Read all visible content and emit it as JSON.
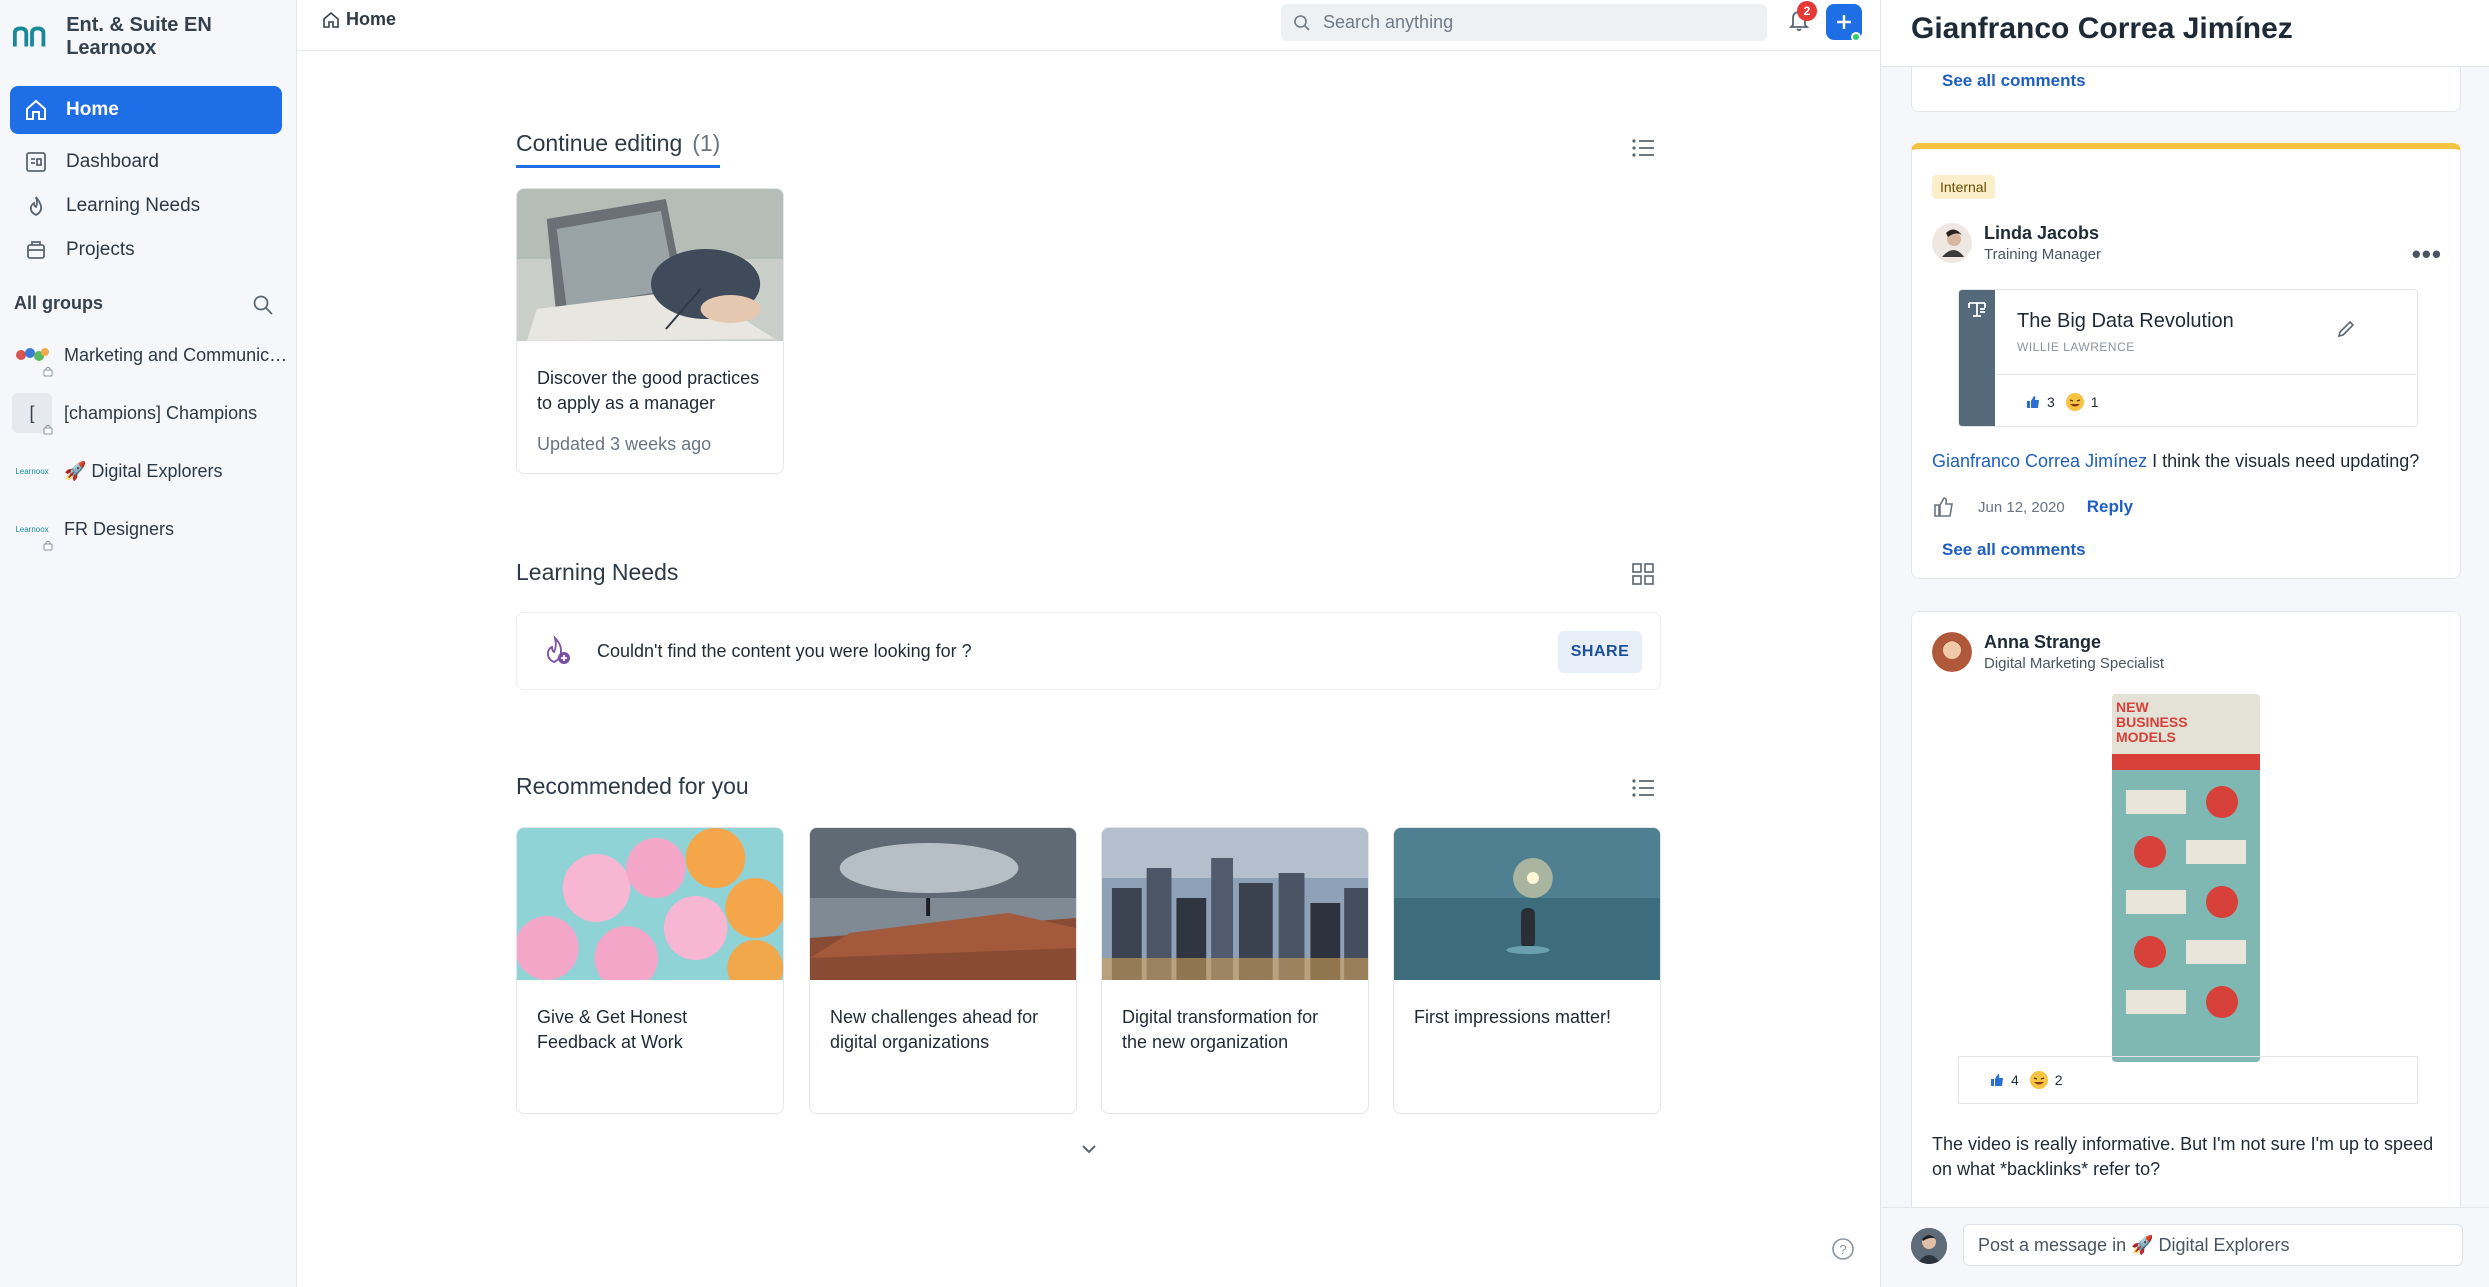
{
  "sidebar": {
    "brand": "Ent. & Suite EN Learnoox",
    "nav": [
      {
        "label": "Home",
        "icon": "home-icon",
        "active": true
      },
      {
        "label": "Dashboard",
        "icon": "dashboard-icon"
      },
      {
        "label": "Learning Needs",
        "icon": "flame-icon"
      },
      {
        "label": "Projects",
        "icon": "projects-icon"
      }
    ],
    "groups_title": "All groups",
    "groups": [
      {
        "name": "Marketing and Communications",
        "avatar": "",
        "locked": true
      },
      {
        "name": "[champions] Champions",
        "avatar": "[",
        "locked": true
      },
      {
        "name": "🚀 Digital Explorers",
        "avatar": "Learnoox",
        "locked": false
      },
      {
        "name": "FR Designers",
        "avatar": "Learnoox",
        "locked": true
      }
    ]
  },
  "topbar": {
    "breadcrumb": "Home",
    "search_placeholder": "Search anything",
    "notifications_count": "2"
  },
  "main": {
    "continue_editing": {
      "title": "Continue editing",
      "count": "(1)",
      "cards": [
        {
          "title": "Discover the good practices to apply as a manager",
          "meta": "Updated 3 weeks ago"
        }
      ]
    },
    "learning_needs": {
      "title": "Learning Needs",
      "prompt": "Couldn't find the content you were looking for ?",
      "share_label": "SHARE"
    },
    "recommended": {
      "title": "Recommended for you",
      "cards": [
        {
          "title": "Give & Get Honest Feedback at Work"
        },
        {
          "title": "New challenges ahead for digital organizations"
        },
        {
          "title": "Digital transformation for the new organization"
        },
        {
          "title": "First impressions matter!"
        }
      ]
    }
  },
  "panel": {
    "name": "Gianfranco Correa Jimínez",
    "see_all_top": "See all comments",
    "post1": {
      "tag": "Internal",
      "author": "Linda Jacobs",
      "role": "Training Manager",
      "embed_title": "The Big Data Revolution",
      "embed_author": "WILLIE LAWRENCE",
      "likes": "3",
      "laughs": "1",
      "comment_author": "Gianfranco Correa Jimínez",
      "comment_text": "I think the visuals need updating?",
      "comment_date": "Jun 12, 2020",
      "reply_label": "Reply",
      "see_all": "See all comments"
    },
    "post2": {
      "author": "Anna Strange",
      "role": "Digital Marketing Specialist",
      "infographic_title": "NEW BUSINESS MODELS",
      "likes": "4",
      "laughs": "2",
      "text": "The video is really informative. But I'm not sure I'm up to speed on what *backlinks* refer to?"
    },
    "composer_placeholder": "Post a message in 🚀 Digital Explorers"
  },
  "colors": {
    "accent": "#1e6ee6",
    "tag_border": "#f5c242"
  }
}
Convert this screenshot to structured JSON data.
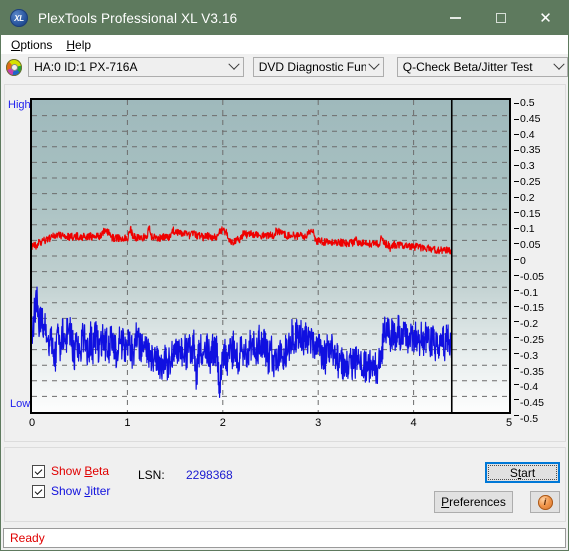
{
  "window": {
    "title": "PlexTools Professional XL V3.16",
    "icon": "xl-logo-icon",
    "minimize": "–",
    "maximize": "□",
    "close": "✕"
  },
  "menubar": {
    "items": [
      {
        "label": "Options",
        "accel": "O"
      },
      {
        "label": "Help",
        "accel": "H"
      }
    ]
  },
  "toolbar": {
    "drive_icon": "disc-icon",
    "drive_select": "HA:0 ID:1  PX-716A",
    "function_select": "DVD Diagnostic Functions",
    "test_select": "Q-Check Beta/Jitter Test"
  },
  "graph": {
    "label_high": "High",
    "label_low": "Low",
    "cursor_x": 4.4
  },
  "controls": {
    "show_beta": {
      "label_pre": "Show ",
      "label_accel": "B",
      "label_post": "eta",
      "checked": true,
      "color": "#e00000"
    },
    "show_jitter": {
      "label_pre": "Show ",
      "label_accel": "J",
      "label_post": "itter",
      "checked": true,
      "color": "#1111dd"
    },
    "lsn_label": "LSN:",
    "lsn_value": "2298368",
    "start_button": {
      "pre": "S",
      "accel": "t",
      "post": "art",
      "label": "Start"
    },
    "preferences_button": {
      "accel": "P",
      "rest": "references",
      "label": "Preferences"
    },
    "info_button": "i"
  },
  "statusbar": {
    "text": "Ready"
  },
  "chart_data": {
    "type": "line",
    "title": "Q-Check Beta/Jitter Test",
    "xlabel": "",
    "ylabel": "",
    "xlim": [
      0,
      5
    ],
    "ylim": [
      -0.5,
      0.5
    ],
    "grid": true,
    "legend_position": "bottom-left",
    "x_ticks": [
      0,
      1,
      2,
      3,
      4,
      5
    ],
    "y_ticks": [
      0.5,
      0.45,
      0.4,
      0.35,
      0.3,
      0.25,
      0.2,
      0.15,
      0.1,
      0.05,
      0,
      -0.05,
      -0.1,
      -0.15,
      -0.2,
      -0.25,
      -0.3,
      -0.35,
      -0.4,
      -0.45,
      -0.5
    ],
    "y_tick_labels": [
      "0.5",
      "0.45",
      "0.4",
      "0.35",
      "0.3",
      "0.25",
      "0.2",
      "0.15",
      "0.1",
      "0.05",
      "0",
      "-0.05",
      "-0.1",
      "-0.15",
      "-0.2",
      "-0.25",
      "-0.3",
      "-0.35",
      "-0.4",
      "-0.45",
      "-0.5"
    ],
    "x_tick_labels": [
      "0",
      "1",
      "2",
      "3",
      "4",
      "5"
    ],
    "cursor_line_x": 4.4,
    "series": [
      {
        "name": "Beta",
        "color": "#ee0000",
        "x_start": 0.0,
        "x_end": 4.4,
        "values": [
          0.03,
          0.038,
          0.028,
          0.045,
          0.04,
          0.052,
          0.048,
          0.055,
          0.058,
          0.062,
          0.065,
          0.07,
          0.068,
          0.064,
          0.066,
          0.062,
          0.06,
          0.063,
          0.061,
          0.064,
          0.062,
          0.06,
          0.063,
          0.062,
          0.061,
          0.063,
          0.06,
          0.062,
          0.064,
          0.062,
          0.075,
          0.078,
          0.076,
          0.074,
          0.06,
          0.058,
          0.056,
          0.058,
          0.057,
          0.059,
          0.058,
          0.06,
          0.09,
          0.062,
          0.06,
          0.058,
          0.057,
          0.059,
          0.06,
          0.058,
          0.098,
          0.06,
          0.058,
          0.06,
          0.059,
          0.058,
          0.06,
          0.059,
          0.058,
          0.06,
          0.085,
          0.078,
          0.076,
          0.074,
          0.072,
          0.07,
          0.068,
          0.066,
          0.068,
          0.07,
          0.066,
          0.064,
          0.062,
          0.06,
          0.062,
          0.064,
          0.06,
          0.058,
          0.06,
          0.062,
          0.08,
          0.082,
          0.078,
          0.076,
          0.05,
          0.046,
          0.048,
          0.05,
          0.052,
          0.054,
          0.072,
          0.07,
          0.068,
          0.07,
          0.069,
          0.068,
          0.07,
          0.068,
          0.066,
          0.064,
          0.066,
          0.068,
          0.066,
          0.064,
          0.078,
          0.08,
          0.076,
          0.072,
          0.068,
          0.066,
          0.064,
          0.066,
          0.065,
          0.064,
          0.063,
          0.066,
          0.064,
          0.062,
          0.08,
          0.082,
          0.078,
          0.05,
          0.048,
          0.047,
          0.046,
          0.045,
          0.044,
          0.046,
          0.044,
          0.043,
          0.042,
          0.044,
          0.043,
          0.042,
          0.041,
          0.043,
          0.042,
          0.04,
          0.06,
          0.042,
          0.041,
          0.04,
          0.042,
          0.041,
          0.04,
          0.039,
          0.041,
          0.04,
          0.038,
          0.06,
          0.04,
          0.038,
          0.037,
          0.02,
          0.038,
          0.036,
          0.035,
          0.034,
          0.036,
          0.034,
          0.033,
          0.032,
          0.031,
          0.03,
          0.029,
          0.028,
          0.027,
          0.026,
          0.025,
          0.024,
          0.023,
          0.022,
          0.021,
          0.02,
          0.019,
          0.018,
          0.017,
          0.018,
          0.016,
          0.015
        ]
      },
      {
        "name": "Jitter",
        "color": "#1010e0",
        "x_start": 0.0,
        "x_end": 4.4,
        "values": [
          -0.25,
          -0.19,
          -0.14,
          -0.21,
          -0.18,
          -0.26,
          -0.22,
          -0.3,
          -0.25,
          -0.28,
          -0.33,
          -0.27,
          -0.31,
          -0.24,
          -0.29,
          -0.25,
          -0.23,
          -0.27,
          -0.32,
          -0.26,
          -0.3,
          -0.28,
          -0.25,
          -0.29,
          -0.31,
          -0.265,
          -0.295,
          -0.255,
          -0.285,
          -0.305,
          -0.26,
          -0.29,
          -0.27,
          -0.3,
          -0.255,
          -0.285,
          -0.31,
          -0.265,
          -0.295,
          -0.275,
          -0.3,
          -0.26,
          -0.29,
          -0.32,
          -0.27,
          -0.25,
          -0.285,
          -0.3,
          -0.265,
          -0.295,
          -0.33,
          -0.34,
          -0.345,
          -0.335,
          -0.35,
          -0.34,
          -0.345,
          -0.33,
          -0.35,
          -0.345,
          -0.3,
          -0.28,
          -0.31,
          -0.27,
          -0.3,
          -0.29,
          -0.32,
          -0.28,
          -0.305,
          -0.285,
          -0.39,
          -0.32,
          -0.3,
          -0.33,
          -0.31,
          -0.295,
          -0.325,
          -0.305,
          -0.29,
          -0.315,
          -0.43,
          -0.33,
          -0.31,
          -0.34,
          -0.3,
          -0.32,
          -0.29,
          -0.315,
          -0.335,
          -0.3,
          -0.31,
          -0.29,
          -0.32,
          -0.275,
          -0.3,
          -0.285,
          -0.31,
          -0.27,
          -0.295,
          -0.28,
          -0.31,
          -0.33,
          -0.3,
          -0.34,
          -0.32,
          -0.345,
          -0.315,
          -0.335,
          -0.305,
          -0.33,
          -0.27,
          -0.25,
          -0.28,
          -0.245,
          -0.27,
          -0.255,
          -0.285,
          -0.25,
          -0.275,
          -0.26,
          -0.29,
          -0.31,
          -0.28,
          -0.32,
          -0.3,
          -0.33,
          -0.295,
          -0.315,
          -0.29,
          -0.31,
          -0.33,
          -0.35,
          -0.34,
          -0.36,
          -0.345,
          -0.355,
          -0.335,
          -0.35,
          -0.34,
          -0.355,
          -0.35,
          -0.345,
          -0.36,
          -0.34,
          -0.355,
          -0.345,
          -0.35,
          -0.36,
          -0.345,
          -0.355,
          -0.23,
          -0.25,
          -0.235,
          -0.26,
          -0.24,
          -0.255,
          -0.23,
          -0.25,
          -0.245,
          -0.26,
          -0.27,
          -0.255,
          -0.275,
          -0.25,
          -0.265,
          -0.28,
          -0.255,
          -0.27,
          -0.26,
          -0.275,
          -0.28,
          -0.265,
          -0.285,
          -0.27,
          -0.29,
          -0.275,
          -0.285,
          -0.27,
          -0.28,
          -0.29
        ]
      }
    ]
  }
}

________

» **Problem to work on**: Identify each line in the records above that contains the word "Gianfranco", and copy it out in full.

» **Solution**:
    "name": "Gianfranco Correa Jimínez",
      "comment_author": "Gianfranco Correa Jimínez",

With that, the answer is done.